* [Records from a collection of figures]

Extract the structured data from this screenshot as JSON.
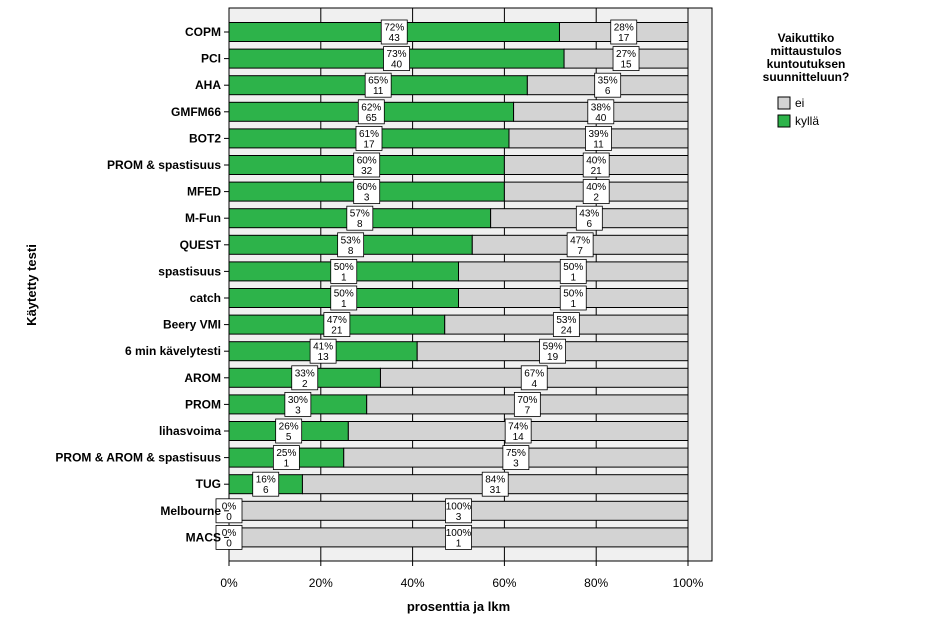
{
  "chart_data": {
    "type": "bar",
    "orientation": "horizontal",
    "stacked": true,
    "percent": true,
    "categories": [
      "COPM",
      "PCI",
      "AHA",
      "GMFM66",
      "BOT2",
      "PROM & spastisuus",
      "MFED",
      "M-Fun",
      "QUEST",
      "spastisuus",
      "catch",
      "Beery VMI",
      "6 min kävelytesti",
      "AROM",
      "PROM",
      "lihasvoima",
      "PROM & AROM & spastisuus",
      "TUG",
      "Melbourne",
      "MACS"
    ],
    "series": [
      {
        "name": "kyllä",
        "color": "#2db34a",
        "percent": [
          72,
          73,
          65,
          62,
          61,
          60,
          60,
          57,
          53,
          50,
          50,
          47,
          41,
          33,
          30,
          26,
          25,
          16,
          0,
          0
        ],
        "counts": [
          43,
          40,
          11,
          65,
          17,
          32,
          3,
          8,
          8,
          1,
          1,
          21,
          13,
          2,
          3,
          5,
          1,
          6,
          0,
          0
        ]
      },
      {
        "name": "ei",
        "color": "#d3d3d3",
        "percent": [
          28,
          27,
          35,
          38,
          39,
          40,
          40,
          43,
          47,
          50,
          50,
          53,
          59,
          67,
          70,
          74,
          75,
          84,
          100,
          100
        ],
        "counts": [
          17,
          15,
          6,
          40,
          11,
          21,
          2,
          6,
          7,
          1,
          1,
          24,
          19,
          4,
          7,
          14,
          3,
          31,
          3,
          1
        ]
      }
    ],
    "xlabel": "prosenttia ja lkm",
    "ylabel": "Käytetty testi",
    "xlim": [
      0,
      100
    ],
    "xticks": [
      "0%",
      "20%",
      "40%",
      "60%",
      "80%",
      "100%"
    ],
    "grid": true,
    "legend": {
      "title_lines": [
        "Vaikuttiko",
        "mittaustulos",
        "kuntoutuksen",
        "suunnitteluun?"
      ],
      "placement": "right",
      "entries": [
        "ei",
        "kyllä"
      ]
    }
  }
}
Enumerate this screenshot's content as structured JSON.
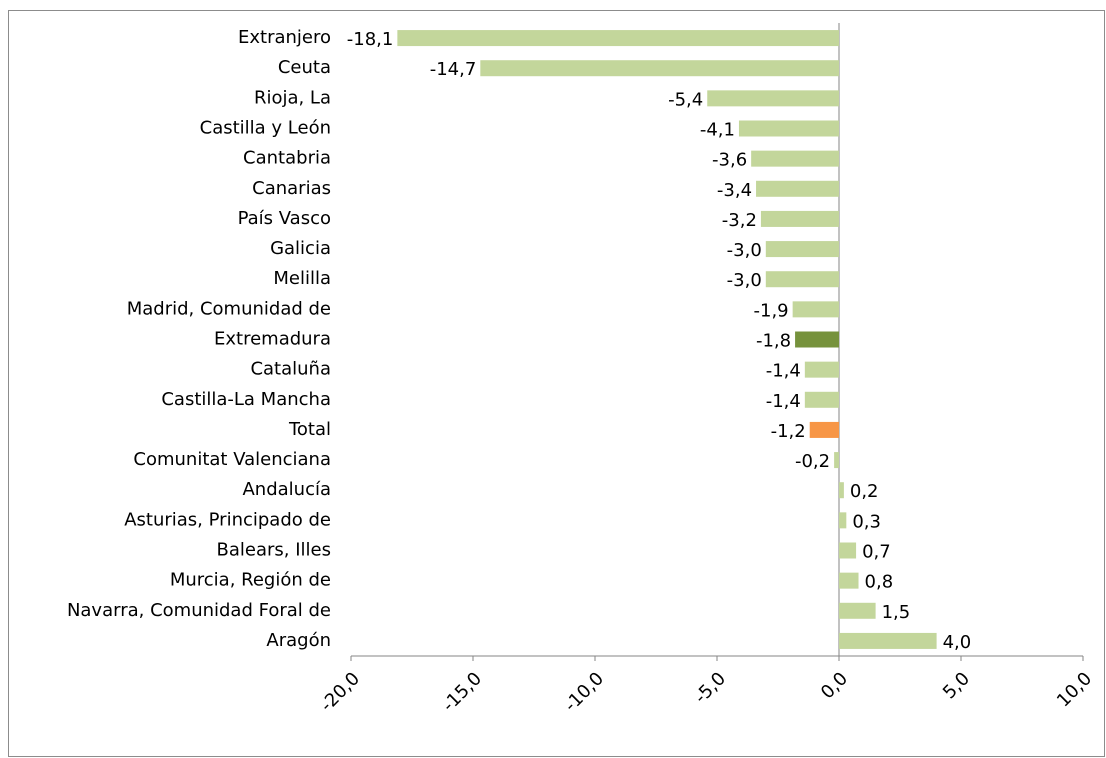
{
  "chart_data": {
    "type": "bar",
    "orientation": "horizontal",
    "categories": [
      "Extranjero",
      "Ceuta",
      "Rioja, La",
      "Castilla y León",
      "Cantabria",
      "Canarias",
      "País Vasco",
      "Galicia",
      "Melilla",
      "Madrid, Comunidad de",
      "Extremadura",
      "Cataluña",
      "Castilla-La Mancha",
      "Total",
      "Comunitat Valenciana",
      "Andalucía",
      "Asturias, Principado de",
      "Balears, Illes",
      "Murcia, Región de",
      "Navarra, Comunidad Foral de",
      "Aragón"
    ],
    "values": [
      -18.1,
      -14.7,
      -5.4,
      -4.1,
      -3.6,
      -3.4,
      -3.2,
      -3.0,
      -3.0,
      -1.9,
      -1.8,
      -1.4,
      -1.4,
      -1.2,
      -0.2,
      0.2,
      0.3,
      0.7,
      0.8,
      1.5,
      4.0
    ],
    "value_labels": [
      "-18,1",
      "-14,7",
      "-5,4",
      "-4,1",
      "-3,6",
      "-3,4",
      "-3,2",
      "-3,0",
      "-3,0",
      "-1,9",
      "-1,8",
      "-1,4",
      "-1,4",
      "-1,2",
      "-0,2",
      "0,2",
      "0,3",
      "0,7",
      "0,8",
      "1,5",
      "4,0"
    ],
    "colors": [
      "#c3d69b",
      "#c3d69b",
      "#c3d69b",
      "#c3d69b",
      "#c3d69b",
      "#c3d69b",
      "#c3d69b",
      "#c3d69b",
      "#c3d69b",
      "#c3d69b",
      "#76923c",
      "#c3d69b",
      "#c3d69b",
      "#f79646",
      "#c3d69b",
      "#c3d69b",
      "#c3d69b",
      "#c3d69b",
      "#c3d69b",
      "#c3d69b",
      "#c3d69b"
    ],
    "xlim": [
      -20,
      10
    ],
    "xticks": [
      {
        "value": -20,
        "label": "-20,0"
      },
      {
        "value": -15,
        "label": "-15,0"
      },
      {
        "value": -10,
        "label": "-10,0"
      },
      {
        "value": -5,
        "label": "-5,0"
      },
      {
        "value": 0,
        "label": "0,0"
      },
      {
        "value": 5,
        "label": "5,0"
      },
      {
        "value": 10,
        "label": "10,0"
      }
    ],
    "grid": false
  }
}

* [The problem] Without the pictures, print the whole listing exactly as given.

* [Answer to this exercise]
Extract the structured data from this screenshot as JSON.
{
  "chart_data": {
    "type": "bar",
    "orientation": "horizontal",
    "stacked": true,
    "percent": true,
    "categories": [
      "COPM",
      "PCI",
      "AHA",
      "GMFM66",
      "BOT2",
      "PROM & spastisuus",
      "MFED",
      "M-Fun",
      "QUEST",
      "spastisuus",
      "catch",
      "Beery VMI",
      "6 min kävelytesti",
      "AROM",
      "PROM",
      "lihasvoima",
      "PROM & AROM & spastisuus",
      "TUG",
      "Melbourne",
      "MACS"
    ],
    "series": [
      {
        "name": "kyllä",
        "color": "#2db34a",
        "percent": [
          72,
          73,
          65,
          62,
          61,
          60,
          60,
          57,
          53,
          50,
          50,
          47,
          41,
          33,
          30,
          26,
          25,
          16,
          0,
          0
        ],
        "counts": [
          43,
          40,
          11,
          65,
          17,
          32,
          3,
          8,
          8,
          1,
          1,
          21,
          13,
          2,
          3,
          5,
          1,
          6,
          0,
          0
        ]
      },
      {
        "name": "ei",
        "color": "#d3d3d3",
        "percent": [
          28,
          27,
          35,
          38,
          39,
          40,
          40,
          43,
          47,
          50,
          50,
          53,
          59,
          67,
          70,
          74,
          75,
          84,
          100,
          100
        ],
        "counts": [
          17,
          15,
          6,
          40,
          11,
          21,
          2,
          6,
          7,
          1,
          1,
          24,
          19,
          4,
          7,
          14,
          3,
          31,
          3,
          1
        ]
      }
    ],
    "xlabel": "prosenttia ja lkm",
    "ylabel": "Käytetty testi",
    "xlim": [
      0,
      100
    ],
    "xticks": [
      "0%",
      "20%",
      "40%",
      "60%",
      "80%",
      "100%"
    ],
    "grid": true,
    "legend": {
      "title_lines": [
        "Vaikuttiko",
        "mittaustulos",
        "kuntoutuksen",
        "suunnitteluun?"
      ],
      "placement": "right",
      "entries": [
        "ei",
        "kyllä"
      ]
    }
  }
}
Enumerate this screenshot's content as structured JSON.
{
  "chart_data": {
    "type": "bar",
    "orientation": "horizontal",
    "categories": [
      "Extranjero",
      "Ceuta",
      "Rioja, La",
      "Castilla y León",
      "Cantabria",
      "Canarias",
      "País Vasco",
      "Galicia",
      "Melilla",
      "Madrid, Comunidad de",
      "Extremadura",
      "Cataluña",
      "Castilla-La Mancha",
      "Total",
      "Comunitat Valenciana",
      "Andalucía",
      "Asturias, Principado de",
      "Balears, Illes",
      "Murcia, Región de",
      "Navarra, Comunidad Foral de",
      "Aragón"
    ],
    "values": [
      -18.1,
      -14.7,
      -5.4,
      -4.1,
      -3.6,
      -3.4,
      -3.2,
      -3.0,
      -3.0,
      -1.9,
      -1.8,
      -1.4,
      -1.4,
      -1.2,
      -0.2,
      0.2,
      0.3,
      0.7,
      0.8,
      1.5,
      4.0
    ],
    "value_labels": [
      "-18,1",
      "-14,7",
      "-5,4",
      "-4,1",
      "-3,6",
      "-3,4",
      "-3,2",
      "-3,0",
      "-3,0",
      "-1,9",
      "-1,8",
      "-1,4",
      "-1,4",
      "-1,2",
      "-0,2",
      "0,2",
      "0,3",
      "0,7",
      "0,8",
      "1,5",
      "4,0"
    ],
    "colors": [
      "#c3d69b",
      "#c3d69b",
      "#c3d69b",
      "#c3d69b",
      "#c3d69b",
      "#c3d69b",
      "#c3d69b",
      "#c3d69b",
      "#c3d69b",
      "#c3d69b",
      "#76923c",
      "#c3d69b",
      "#c3d69b",
      "#f79646",
      "#c3d69b",
      "#c3d69b",
      "#c3d69b",
      "#c3d69b",
      "#c3d69b",
      "#c3d69b",
      "#c3d69b"
    ],
    "xlim": [
      -20,
      10
    ],
    "xticks": [
      {
        "value": -20,
        "label": "-20,0"
      },
      {
        "value": -15,
        "label": "-15,0"
      },
      {
        "value": -10,
        "label": "-10,0"
      },
      {
        "value": -5,
        "label": "-5,0"
      },
      {
        "value": 0,
        "label": "0,0"
      },
      {
        "value": 5,
        "label": "5,0"
      },
      {
        "value": 10,
        "label": "10,0"
      }
    ],
    "grid": false
  }
}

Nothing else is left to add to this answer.